- _Instruction_
Leave out every picture, then transcribe the rest of the listing exactly.

..........

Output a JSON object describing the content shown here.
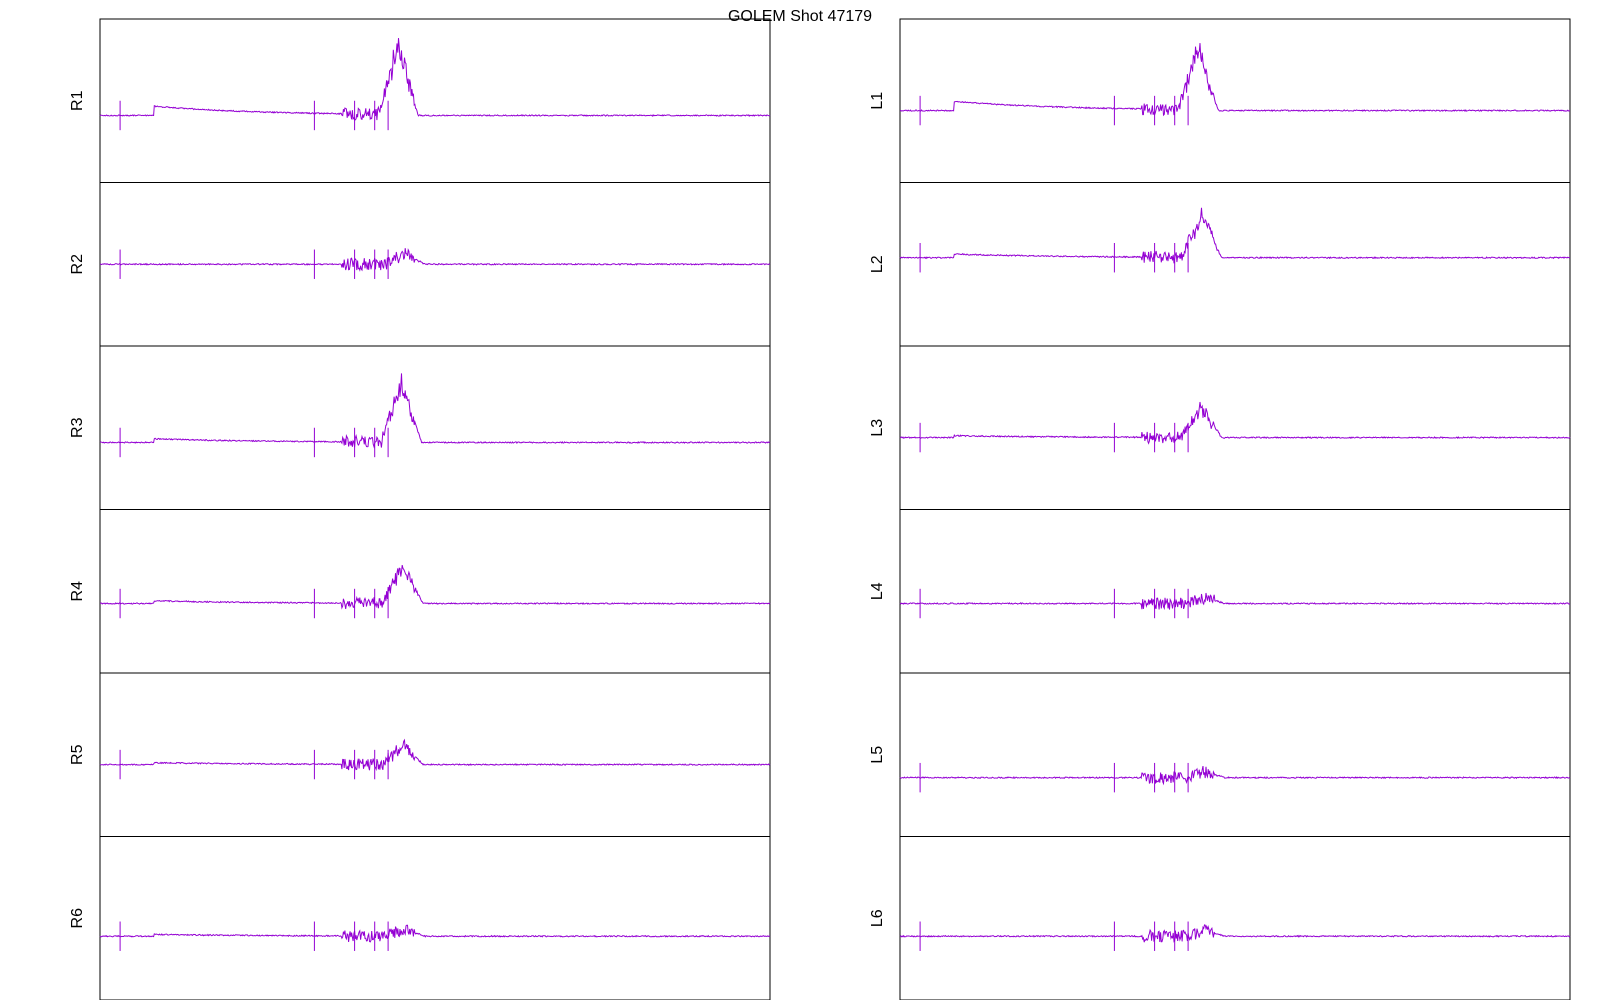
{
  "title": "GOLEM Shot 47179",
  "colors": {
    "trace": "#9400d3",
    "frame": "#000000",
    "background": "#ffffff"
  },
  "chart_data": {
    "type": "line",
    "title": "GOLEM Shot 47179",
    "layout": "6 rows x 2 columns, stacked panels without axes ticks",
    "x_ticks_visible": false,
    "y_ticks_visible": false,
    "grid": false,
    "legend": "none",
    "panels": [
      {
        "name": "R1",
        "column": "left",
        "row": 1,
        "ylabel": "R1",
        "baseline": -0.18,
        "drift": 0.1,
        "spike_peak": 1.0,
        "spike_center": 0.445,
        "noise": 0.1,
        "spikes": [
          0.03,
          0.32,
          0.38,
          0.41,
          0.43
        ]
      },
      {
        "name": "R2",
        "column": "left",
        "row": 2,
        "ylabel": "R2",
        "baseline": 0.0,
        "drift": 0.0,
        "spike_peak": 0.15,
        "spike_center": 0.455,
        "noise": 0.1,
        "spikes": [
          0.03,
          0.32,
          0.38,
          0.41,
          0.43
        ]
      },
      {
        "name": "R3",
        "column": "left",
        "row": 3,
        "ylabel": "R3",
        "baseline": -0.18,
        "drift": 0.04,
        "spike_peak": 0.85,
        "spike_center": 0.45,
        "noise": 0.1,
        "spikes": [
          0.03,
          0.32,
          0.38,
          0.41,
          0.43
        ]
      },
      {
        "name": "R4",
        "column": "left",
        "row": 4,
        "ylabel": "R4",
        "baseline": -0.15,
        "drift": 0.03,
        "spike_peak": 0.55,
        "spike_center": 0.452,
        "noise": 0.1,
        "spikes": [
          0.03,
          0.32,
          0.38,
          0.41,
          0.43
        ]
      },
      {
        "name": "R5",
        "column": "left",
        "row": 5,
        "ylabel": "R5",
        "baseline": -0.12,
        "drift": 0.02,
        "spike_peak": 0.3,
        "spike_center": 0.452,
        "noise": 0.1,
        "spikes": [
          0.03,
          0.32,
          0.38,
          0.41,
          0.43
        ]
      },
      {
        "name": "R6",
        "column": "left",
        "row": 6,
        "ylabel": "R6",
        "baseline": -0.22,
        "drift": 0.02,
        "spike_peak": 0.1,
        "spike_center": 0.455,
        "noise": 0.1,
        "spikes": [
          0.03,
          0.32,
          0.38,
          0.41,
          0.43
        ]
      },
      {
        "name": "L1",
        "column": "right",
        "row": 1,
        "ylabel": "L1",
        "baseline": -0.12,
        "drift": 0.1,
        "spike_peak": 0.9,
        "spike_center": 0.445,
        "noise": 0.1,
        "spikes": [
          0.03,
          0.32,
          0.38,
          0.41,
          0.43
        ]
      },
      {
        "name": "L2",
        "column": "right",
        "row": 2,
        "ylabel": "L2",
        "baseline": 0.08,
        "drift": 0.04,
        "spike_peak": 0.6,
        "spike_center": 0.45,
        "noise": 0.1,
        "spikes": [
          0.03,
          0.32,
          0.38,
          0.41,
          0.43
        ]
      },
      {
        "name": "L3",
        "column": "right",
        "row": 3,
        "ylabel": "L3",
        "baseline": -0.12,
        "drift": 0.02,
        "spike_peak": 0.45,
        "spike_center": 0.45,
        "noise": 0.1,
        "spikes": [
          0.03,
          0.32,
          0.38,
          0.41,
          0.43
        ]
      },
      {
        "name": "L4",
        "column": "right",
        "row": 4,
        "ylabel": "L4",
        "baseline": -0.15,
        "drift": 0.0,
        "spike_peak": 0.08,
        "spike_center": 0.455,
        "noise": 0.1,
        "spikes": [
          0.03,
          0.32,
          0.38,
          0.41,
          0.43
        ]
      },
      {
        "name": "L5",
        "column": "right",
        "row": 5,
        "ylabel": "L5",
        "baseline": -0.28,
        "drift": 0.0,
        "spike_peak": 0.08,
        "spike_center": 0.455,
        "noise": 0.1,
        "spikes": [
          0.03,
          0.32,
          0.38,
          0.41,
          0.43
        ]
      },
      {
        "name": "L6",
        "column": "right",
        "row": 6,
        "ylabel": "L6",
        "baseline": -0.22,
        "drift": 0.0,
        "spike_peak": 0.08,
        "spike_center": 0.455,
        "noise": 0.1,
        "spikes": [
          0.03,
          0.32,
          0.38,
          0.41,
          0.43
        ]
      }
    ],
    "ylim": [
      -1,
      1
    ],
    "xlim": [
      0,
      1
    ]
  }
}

..........

- _In response_
Output a JSON object describing the content shown here.
{
  "title": "GOLEM Shot 47179",
  "colors": {
    "trace": "#9400d3",
    "frame": "#000000",
    "background": "#ffffff"
  },
  "chart_data": {
    "type": "line",
    "title": "GOLEM Shot 47179",
    "layout": "6 rows x 2 columns, stacked panels without axes ticks",
    "x_ticks_visible": false,
    "y_ticks_visible": false,
    "grid": false,
    "legend": "none",
    "panels": [
      {
        "name": "R1",
        "column": "left",
        "row": 1,
        "ylabel": "R1",
        "baseline": -0.18,
        "drift": 0.1,
        "spike_peak": 1.0,
        "spike_center": 0.445,
        "noise": 0.1,
        "spikes": [
          0.03,
          0.32,
          0.38,
          0.41,
          0.43
        ]
      },
      {
        "name": "R2",
        "column": "left",
        "row": 2,
        "ylabel": "R2",
        "baseline": 0.0,
        "drift": 0.0,
        "spike_peak": 0.15,
        "spike_center": 0.455,
        "noise": 0.1,
        "spikes": [
          0.03,
          0.32,
          0.38,
          0.41,
          0.43
        ]
      },
      {
        "name": "R3",
        "column": "left",
        "row": 3,
        "ylabel": "R3",
        "baseline": -0.18,
        "drift": 0.04,
        "spike_peak": 0.85,
        "spike_center": 0.45,
        "noise": 0.1,
        "spikes": [
          0.03,
          0.32,
          0.38,
          0.41,
          0.43
        ]
      },
      {
        "name": "R4",
        "column": "left",
        "row": 4,
        "ylabel": "R4",
        "baseline": -0.15,
        "drift": 0.03,
        "spike_peak": 0.55,
        "spike_center": 0.452,
        "noise": 0.1,
        "spikes": [
          0.03,
          0.32,
          0.38,
          0.41,
          0.43
        ]
      },
      {
        "name": "R5",
        "column": "left",
        "row": 5,
        "ylabel": "R5",
        "baseline": -0.12,
        "drift": 0.02,
        "spike_peak": 0.3,
        "spike_center": 0.452,
        "noise": 0.1,
        "spikes": [
          0.03,
          0.32,
          0.38,
          0.41,
          0.43
        ]
      },
      {
        "name": "R6",
        "column": "left",
        "row": 6,
        "ylabel": "R6",
        "baseline": -0.22,
        "drift": 0.02,
        "spike_peak": 0.1,
        "spike_center": 0.455,
        "noise": 0.1,
        "spikes": [
          0.03,
          0.32,
          0.38,
          0.41,
          0.43
        ]
      },
      {
        "name": "L1",
        "column": "right",
        "row": 1,
        "ylabel": "L1",
        "baseline": -0.12,
        "drift": 0.1,
        "spike_peak": 0.9,
        "spike_center": 0.445,
        "noise": 0.1,
        "spikes": [
          0.03,
          0.32,
          0.38,
          0.41,
          0.43
        ]
      },
      {
        "name": "L2",
        "column": "right",
        "row": 2,
        "ylabel": "L2",
        "baseline": 0.08,
        "drift": 0.04,
        "spike_peak": 0.6,
        "spike_center": 0.45,
        "noise": 0.1,
        "spikes": [
          0.03,
          0.32,
          0.38,
          0.41,
          0.43
        ]
      },
      {
        "name": "L3",
        "column": "right",
        "row": 3,
        "ylabel": "L3",
        "baseline": -0.12,
        "drift": 0.02,
        "spike_peak": 0.45,
        "spike_center": 0.45,
        "noise": 0.1,
        "spikes": [
          0.03,
          0.32,
          0.38,
          0.41,
          0.43
        ]
      },
      {
        "name": "L4",
        "column": "right",
        "row": 4,
        "ylabel": "L4",
        "baseline": -0.15,
        "drift": 0.0,
        "spike_peak": 0.08,
        "spike_center": 0.455,
        "noise": 0.1,
        "spikes": [
          0.03,
          0.32,
          0.38,
          0.41,
          0.43
        ]
      },
      {
        "name": "L5",
        "column": "right",
        "row": 5,
        "ylabel": "L5",
        "baseline": -0.28,
        "drift": 0.0,
        "spike_peak": 0.08,
        "spike_center": 0.455,
        "noise": 0.1,
        "spikes": [
          0.03,
          0.32,
          0.38,
          0.41,
          0.43
        ]
      },
      {
        "name": "L6",
        "column": "right",
        "row": 6,
        "ylabel": "L6",
        "baseline": -0.22,
        "drift": 0.0,
        "spike_peak": 0.08,
        "spike_center": 0.455,
        "noise": 0.1,
        "spikes": [
          0.03,
          0.32,
          0.38,
          0.41,
          0.43
        ]
      }
    ],
    "ylim": [
      -1,
      1
    ],
    "xlim": [
      0,
      1
    ]
  }
}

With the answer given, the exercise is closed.